Data listing
# # #

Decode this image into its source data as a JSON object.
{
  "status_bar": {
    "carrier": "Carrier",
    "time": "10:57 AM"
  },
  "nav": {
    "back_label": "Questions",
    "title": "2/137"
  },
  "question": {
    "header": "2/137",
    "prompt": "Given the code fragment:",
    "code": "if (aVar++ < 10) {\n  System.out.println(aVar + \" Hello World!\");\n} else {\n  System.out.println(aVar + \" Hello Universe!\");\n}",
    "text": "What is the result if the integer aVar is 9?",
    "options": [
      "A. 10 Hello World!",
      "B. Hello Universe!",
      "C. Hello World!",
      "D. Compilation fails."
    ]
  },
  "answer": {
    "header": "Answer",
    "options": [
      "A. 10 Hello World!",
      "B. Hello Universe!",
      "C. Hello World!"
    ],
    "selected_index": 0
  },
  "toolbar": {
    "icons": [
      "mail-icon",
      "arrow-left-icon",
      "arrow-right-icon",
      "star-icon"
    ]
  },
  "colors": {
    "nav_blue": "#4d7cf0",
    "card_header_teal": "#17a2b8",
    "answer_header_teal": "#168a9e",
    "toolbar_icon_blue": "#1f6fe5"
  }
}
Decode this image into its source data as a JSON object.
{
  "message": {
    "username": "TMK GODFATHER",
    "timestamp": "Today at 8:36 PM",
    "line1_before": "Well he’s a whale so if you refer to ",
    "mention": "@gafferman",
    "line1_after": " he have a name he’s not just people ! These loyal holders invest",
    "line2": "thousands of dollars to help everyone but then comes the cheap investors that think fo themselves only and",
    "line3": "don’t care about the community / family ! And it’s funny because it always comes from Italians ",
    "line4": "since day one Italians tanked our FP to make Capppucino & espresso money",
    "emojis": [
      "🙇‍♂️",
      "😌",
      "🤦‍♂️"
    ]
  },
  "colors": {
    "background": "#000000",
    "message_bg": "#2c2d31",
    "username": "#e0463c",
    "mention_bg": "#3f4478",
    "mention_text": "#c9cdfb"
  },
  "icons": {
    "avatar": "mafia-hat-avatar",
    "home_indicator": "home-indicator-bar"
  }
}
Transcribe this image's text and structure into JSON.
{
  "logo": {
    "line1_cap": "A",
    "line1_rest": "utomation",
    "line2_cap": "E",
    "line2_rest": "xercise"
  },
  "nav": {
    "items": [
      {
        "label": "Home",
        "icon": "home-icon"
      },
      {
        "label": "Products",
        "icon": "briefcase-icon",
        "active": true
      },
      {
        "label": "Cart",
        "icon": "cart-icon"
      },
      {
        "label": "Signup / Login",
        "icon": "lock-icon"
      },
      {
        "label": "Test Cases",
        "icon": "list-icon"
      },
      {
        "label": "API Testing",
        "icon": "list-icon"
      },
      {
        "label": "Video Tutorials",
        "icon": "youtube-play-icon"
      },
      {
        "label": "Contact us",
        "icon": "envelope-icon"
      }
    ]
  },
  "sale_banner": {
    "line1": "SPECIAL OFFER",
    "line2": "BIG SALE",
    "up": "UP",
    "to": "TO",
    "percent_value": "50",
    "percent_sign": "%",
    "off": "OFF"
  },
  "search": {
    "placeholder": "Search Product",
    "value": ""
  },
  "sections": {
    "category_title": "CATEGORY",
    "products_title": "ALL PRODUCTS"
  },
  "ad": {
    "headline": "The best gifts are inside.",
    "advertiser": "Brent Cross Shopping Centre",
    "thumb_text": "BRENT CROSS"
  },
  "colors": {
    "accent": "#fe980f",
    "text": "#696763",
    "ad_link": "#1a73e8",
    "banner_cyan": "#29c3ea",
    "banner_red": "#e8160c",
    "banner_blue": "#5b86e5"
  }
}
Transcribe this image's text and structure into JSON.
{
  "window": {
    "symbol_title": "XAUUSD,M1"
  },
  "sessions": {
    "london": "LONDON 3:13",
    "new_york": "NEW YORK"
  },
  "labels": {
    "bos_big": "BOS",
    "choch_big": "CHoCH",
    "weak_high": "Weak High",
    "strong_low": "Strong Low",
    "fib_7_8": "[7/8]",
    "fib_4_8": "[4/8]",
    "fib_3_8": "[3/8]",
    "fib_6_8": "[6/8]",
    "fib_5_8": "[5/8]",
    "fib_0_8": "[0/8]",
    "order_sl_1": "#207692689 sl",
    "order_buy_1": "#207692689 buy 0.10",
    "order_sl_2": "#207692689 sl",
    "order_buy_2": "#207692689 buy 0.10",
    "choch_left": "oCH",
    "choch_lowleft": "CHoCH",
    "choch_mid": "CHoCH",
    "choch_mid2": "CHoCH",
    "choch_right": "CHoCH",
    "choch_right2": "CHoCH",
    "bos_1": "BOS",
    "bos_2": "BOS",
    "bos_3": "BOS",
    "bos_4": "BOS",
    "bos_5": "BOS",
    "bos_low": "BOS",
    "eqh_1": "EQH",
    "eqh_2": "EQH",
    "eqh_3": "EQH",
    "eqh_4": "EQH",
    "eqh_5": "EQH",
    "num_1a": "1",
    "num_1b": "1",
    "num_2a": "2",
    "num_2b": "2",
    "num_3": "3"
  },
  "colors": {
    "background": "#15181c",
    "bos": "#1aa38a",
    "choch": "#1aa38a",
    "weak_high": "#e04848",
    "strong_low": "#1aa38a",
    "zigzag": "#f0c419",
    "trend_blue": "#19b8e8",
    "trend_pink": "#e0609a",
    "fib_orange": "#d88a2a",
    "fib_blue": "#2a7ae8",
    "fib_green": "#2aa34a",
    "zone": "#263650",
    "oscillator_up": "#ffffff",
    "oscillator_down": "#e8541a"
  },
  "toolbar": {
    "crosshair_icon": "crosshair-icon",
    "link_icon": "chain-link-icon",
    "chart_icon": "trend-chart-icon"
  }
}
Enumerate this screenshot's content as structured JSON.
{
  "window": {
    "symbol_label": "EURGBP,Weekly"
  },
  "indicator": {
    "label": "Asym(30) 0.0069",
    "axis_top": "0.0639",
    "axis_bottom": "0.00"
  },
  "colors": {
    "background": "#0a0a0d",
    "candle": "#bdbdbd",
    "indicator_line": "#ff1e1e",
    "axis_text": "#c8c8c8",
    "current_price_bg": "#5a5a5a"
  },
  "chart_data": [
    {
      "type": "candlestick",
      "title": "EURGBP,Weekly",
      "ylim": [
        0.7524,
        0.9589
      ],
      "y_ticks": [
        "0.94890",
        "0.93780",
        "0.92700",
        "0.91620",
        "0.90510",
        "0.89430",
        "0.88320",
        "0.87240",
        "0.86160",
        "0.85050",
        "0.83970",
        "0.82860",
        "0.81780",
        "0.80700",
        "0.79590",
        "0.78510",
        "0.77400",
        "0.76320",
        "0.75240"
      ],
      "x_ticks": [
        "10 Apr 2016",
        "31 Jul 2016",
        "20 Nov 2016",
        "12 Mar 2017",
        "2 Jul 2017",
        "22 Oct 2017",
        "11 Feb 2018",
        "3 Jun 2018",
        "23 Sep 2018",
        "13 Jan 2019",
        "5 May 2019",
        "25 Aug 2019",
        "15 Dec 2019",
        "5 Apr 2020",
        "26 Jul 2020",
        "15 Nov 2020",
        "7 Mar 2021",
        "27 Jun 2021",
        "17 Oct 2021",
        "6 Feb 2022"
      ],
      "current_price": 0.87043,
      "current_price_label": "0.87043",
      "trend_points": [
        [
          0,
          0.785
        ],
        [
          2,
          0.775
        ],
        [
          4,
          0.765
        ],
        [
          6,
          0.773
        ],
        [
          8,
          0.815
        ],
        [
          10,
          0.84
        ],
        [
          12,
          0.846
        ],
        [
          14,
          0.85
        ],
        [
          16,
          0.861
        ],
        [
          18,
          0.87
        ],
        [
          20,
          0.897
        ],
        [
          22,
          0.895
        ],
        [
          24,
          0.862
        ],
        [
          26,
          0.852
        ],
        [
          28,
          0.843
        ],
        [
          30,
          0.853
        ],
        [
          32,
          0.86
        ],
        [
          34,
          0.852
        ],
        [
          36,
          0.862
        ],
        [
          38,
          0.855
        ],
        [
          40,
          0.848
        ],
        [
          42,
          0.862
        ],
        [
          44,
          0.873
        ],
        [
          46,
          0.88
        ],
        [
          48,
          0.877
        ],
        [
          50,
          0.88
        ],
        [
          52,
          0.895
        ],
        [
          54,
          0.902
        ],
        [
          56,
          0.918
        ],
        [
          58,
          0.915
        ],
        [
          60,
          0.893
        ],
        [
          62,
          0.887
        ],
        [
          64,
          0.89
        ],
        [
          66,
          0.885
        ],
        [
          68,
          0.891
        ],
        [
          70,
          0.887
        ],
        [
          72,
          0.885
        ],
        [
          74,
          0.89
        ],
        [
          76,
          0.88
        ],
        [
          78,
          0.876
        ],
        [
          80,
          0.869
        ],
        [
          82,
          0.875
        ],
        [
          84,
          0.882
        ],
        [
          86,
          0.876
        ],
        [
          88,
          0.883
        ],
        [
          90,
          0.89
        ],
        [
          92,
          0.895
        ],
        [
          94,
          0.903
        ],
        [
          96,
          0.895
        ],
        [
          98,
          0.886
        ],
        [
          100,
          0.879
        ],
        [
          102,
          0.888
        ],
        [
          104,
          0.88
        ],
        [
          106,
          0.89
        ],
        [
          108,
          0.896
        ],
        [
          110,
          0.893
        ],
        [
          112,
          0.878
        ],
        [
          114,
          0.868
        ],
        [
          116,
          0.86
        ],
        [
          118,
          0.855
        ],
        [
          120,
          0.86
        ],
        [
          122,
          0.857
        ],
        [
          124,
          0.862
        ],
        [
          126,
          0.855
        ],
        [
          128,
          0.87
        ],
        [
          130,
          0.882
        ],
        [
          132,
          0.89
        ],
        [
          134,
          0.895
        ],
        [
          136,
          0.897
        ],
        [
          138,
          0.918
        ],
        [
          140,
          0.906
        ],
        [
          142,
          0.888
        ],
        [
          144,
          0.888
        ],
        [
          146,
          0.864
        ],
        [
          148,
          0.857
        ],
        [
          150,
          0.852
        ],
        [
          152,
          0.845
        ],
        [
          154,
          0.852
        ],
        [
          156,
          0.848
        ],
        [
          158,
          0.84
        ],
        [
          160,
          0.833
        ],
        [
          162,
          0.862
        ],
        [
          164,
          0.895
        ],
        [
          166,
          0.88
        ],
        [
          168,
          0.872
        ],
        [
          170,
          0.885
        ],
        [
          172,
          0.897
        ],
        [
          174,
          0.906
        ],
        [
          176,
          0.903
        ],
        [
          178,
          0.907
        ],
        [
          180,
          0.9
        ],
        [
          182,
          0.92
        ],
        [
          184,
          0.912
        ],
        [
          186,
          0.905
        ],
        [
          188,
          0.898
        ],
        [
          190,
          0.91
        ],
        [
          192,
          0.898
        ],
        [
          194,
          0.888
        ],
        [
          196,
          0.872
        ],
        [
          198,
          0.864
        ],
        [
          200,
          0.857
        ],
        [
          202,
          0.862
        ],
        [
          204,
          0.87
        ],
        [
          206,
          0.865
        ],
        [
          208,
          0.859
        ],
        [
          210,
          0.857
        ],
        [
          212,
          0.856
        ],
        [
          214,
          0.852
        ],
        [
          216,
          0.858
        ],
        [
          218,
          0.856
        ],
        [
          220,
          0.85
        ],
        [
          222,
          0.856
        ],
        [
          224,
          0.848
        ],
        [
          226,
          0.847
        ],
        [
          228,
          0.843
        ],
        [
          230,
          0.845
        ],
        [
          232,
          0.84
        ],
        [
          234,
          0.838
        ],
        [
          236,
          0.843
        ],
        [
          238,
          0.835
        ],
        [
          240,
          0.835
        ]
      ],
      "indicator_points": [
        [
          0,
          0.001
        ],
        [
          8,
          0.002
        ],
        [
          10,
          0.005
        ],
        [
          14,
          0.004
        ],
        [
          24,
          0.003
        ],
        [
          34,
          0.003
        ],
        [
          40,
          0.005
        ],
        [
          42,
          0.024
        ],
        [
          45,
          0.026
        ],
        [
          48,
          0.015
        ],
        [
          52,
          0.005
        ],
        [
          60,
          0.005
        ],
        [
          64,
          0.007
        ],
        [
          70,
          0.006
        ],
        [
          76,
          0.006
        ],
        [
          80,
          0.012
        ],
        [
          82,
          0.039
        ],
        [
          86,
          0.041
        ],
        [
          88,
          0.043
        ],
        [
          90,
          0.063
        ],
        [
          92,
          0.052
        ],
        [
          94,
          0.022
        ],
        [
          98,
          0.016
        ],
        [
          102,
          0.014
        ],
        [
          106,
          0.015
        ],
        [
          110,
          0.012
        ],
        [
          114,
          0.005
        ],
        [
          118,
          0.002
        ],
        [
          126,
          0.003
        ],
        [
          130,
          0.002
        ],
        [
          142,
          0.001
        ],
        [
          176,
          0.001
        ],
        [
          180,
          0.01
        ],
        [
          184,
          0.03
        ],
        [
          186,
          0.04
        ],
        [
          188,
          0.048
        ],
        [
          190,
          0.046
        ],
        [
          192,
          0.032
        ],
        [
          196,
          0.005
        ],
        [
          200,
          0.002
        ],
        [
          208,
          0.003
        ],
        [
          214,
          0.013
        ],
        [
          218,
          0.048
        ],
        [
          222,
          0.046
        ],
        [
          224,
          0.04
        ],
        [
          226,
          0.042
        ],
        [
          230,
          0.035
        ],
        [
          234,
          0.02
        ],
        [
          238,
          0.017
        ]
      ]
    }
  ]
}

# # #

WORK TO DO
In the material above, find the lines that contain "Hello" and show them.

CORRECT RESPONSE
    "code": "if (aVar++ < 10) {\n  System.out.println(aVar + \" Hello World!\");\n} else {\n  System.out.println(aVar + \" Hello Universe!\");\n}",
      "A. 10 Hello World!",
      "B. Hello Universe!",
      "C. Hello World!",
      "A. 10 Hello World!",
      "B. Hello Universe!",
      "C. Hello World!"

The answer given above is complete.